How many lines of these records hold the string "Increment"? Reply with the number alone.

___

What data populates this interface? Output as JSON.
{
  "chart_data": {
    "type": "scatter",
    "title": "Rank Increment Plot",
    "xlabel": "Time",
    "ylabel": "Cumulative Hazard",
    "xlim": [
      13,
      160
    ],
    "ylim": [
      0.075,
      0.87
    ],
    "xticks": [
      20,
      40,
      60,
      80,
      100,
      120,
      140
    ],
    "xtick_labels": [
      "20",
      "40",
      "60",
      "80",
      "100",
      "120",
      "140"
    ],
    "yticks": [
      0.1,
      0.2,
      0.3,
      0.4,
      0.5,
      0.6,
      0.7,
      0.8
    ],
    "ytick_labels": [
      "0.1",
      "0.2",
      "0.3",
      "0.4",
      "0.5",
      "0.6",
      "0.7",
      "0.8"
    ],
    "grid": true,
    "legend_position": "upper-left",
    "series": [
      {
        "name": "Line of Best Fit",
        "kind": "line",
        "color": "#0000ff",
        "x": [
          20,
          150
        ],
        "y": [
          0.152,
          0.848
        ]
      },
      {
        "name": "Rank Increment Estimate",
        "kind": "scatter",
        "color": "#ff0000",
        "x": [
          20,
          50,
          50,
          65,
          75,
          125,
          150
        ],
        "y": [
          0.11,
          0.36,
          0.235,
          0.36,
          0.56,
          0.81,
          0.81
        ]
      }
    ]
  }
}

___

RESULT OF THE TASK:
2